(Dataset extract)
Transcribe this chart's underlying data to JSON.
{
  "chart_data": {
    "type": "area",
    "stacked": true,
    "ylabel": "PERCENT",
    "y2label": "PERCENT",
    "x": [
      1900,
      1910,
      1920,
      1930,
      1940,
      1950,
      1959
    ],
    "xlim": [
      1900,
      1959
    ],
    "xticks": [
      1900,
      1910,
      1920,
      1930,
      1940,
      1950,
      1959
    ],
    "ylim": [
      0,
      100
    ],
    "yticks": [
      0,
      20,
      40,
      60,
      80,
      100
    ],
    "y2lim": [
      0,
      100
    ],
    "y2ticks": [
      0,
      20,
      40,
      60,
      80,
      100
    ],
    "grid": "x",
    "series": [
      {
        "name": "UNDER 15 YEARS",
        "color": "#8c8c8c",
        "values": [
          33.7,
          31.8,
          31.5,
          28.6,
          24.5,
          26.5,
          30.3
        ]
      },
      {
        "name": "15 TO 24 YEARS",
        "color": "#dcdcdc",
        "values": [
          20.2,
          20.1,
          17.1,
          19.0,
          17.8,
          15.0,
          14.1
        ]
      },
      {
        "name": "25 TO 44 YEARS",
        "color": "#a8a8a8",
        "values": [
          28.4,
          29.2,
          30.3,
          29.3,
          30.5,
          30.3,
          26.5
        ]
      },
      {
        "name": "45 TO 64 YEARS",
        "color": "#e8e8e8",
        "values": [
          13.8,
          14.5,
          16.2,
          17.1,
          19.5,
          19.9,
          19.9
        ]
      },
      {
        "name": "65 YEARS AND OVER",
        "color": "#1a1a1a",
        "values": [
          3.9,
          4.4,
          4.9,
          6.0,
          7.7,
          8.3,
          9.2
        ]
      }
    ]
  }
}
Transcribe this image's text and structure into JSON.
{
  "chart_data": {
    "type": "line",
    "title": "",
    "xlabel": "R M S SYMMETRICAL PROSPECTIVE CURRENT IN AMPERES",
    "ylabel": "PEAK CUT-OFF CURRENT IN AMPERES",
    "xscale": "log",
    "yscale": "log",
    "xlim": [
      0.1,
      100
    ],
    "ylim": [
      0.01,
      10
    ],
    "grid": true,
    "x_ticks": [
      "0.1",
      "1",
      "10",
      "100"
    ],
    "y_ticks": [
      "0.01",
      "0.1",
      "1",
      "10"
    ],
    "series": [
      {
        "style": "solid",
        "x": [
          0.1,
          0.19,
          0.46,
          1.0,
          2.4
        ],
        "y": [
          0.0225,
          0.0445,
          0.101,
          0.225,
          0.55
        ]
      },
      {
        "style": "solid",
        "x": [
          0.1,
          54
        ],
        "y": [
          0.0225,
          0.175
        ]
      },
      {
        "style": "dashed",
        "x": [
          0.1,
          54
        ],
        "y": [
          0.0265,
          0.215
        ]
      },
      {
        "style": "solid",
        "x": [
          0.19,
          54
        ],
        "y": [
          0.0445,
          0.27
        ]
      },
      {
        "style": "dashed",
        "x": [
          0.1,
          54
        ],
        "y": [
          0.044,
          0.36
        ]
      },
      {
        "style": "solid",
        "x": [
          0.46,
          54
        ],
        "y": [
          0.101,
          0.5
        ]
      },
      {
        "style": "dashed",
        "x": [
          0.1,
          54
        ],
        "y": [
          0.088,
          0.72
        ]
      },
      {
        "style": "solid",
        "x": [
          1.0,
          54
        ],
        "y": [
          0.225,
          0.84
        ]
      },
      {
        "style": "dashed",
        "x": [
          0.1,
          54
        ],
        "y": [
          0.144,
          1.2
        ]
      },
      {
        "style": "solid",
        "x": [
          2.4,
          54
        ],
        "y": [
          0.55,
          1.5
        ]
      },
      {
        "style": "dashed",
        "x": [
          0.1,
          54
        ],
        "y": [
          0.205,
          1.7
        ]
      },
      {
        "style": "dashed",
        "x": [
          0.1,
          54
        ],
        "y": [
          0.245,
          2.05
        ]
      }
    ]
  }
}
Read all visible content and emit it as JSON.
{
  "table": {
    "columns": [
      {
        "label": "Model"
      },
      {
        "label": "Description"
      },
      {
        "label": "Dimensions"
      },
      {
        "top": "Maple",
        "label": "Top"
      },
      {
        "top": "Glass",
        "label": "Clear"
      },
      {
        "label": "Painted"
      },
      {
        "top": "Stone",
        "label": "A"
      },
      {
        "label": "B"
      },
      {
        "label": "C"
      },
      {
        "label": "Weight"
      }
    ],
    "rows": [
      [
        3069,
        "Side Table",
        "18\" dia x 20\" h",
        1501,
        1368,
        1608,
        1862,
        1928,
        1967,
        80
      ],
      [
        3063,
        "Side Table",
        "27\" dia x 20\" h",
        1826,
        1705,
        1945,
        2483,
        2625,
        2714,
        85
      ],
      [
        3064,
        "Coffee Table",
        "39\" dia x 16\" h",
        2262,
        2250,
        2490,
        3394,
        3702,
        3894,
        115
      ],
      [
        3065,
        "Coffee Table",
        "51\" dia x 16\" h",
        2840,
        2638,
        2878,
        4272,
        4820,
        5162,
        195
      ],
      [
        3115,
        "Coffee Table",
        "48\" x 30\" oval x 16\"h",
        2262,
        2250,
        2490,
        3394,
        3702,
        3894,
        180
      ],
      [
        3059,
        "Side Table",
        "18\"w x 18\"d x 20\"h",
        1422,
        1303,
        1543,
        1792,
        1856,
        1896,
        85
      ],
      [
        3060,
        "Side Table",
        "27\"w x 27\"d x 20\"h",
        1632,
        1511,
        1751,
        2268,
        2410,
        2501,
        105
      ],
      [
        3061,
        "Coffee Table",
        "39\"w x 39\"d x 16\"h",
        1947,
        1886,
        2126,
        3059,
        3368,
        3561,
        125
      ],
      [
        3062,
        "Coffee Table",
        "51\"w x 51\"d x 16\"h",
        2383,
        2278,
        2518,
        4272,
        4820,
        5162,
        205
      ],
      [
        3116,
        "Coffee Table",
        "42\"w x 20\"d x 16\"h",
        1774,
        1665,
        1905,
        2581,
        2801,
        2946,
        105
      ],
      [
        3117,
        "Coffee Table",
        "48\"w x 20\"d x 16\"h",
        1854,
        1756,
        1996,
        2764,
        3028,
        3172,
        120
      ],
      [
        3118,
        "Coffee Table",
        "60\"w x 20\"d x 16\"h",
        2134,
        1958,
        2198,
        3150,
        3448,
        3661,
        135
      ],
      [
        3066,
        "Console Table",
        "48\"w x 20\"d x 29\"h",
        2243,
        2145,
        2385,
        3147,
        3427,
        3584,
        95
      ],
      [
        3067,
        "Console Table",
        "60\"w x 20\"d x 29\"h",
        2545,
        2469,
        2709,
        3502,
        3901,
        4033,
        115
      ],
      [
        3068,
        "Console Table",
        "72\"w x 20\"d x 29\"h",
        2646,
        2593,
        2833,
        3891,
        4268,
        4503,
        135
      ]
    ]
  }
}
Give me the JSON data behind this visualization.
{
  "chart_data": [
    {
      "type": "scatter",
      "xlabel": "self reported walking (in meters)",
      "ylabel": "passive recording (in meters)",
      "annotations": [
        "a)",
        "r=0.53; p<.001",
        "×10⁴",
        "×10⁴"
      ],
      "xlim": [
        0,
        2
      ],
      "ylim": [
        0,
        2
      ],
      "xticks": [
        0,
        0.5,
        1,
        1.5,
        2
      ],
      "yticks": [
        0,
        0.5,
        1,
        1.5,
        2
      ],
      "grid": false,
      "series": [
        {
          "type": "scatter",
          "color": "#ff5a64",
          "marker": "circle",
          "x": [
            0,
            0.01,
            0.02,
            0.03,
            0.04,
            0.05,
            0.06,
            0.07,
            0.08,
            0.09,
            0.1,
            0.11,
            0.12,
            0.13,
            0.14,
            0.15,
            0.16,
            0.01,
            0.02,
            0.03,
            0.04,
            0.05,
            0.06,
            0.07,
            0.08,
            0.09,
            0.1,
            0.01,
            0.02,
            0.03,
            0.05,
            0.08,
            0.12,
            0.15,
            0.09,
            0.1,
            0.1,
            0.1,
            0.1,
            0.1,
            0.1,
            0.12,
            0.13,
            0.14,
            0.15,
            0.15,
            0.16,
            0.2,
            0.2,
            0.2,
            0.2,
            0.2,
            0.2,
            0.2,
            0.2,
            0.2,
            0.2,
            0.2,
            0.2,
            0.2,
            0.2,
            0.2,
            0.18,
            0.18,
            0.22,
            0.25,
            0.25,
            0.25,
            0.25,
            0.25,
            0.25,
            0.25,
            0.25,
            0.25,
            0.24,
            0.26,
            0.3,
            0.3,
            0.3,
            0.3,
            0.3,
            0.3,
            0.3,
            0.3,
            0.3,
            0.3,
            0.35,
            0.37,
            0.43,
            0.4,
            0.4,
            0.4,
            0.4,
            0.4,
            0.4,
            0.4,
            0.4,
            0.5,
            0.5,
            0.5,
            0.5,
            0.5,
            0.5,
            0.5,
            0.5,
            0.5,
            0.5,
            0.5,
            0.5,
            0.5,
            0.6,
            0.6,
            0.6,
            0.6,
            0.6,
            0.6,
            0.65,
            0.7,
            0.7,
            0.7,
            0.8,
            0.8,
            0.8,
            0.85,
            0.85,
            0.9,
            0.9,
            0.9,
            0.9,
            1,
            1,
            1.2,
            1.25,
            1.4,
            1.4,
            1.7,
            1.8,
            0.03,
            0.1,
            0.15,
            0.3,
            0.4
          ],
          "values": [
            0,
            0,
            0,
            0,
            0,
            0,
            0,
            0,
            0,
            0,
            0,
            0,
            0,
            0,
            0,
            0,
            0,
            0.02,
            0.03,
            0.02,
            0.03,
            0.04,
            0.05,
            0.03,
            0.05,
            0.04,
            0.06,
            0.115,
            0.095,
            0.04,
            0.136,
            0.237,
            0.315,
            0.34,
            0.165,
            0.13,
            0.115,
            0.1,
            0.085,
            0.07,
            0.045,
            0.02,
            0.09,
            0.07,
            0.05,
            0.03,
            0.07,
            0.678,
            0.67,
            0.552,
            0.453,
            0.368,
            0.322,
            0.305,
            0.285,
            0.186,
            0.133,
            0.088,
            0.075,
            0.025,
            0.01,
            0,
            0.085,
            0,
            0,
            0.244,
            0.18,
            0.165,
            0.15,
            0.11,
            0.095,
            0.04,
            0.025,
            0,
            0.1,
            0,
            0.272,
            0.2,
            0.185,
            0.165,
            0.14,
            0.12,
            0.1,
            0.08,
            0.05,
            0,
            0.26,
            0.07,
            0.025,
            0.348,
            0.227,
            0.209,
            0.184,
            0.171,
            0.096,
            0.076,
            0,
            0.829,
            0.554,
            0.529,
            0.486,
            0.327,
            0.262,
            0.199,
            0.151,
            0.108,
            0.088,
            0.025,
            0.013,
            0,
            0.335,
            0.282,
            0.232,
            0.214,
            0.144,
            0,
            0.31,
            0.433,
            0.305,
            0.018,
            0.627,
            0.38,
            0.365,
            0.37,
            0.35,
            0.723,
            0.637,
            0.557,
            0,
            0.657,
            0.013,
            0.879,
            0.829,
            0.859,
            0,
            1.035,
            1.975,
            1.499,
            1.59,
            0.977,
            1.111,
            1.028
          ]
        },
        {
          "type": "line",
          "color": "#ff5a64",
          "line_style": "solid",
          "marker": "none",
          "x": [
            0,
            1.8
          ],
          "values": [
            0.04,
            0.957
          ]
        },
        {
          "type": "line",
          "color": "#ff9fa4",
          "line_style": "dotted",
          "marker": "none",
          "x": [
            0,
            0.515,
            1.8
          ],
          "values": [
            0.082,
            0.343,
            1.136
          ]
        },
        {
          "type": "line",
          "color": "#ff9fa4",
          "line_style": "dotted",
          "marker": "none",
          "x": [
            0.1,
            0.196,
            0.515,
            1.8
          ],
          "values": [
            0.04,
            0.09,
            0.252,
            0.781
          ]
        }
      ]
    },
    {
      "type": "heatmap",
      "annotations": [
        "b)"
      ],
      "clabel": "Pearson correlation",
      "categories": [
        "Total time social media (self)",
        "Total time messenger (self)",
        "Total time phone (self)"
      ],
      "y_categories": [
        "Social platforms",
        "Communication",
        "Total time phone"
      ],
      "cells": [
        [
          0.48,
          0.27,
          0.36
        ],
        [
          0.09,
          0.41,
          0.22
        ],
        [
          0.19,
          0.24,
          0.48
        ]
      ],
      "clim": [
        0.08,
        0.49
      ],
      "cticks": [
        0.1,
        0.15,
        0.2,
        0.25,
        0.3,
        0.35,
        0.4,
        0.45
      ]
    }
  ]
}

(Brief)
Go through the material and copy out every line with "ylabel" in it.

(Result)
    "ylabel": "PERCENT",
    "ylabel": "PEAK CUT-OFF CURRENT IN AMPERES",
      "ylabel": "passive recording (in meters)",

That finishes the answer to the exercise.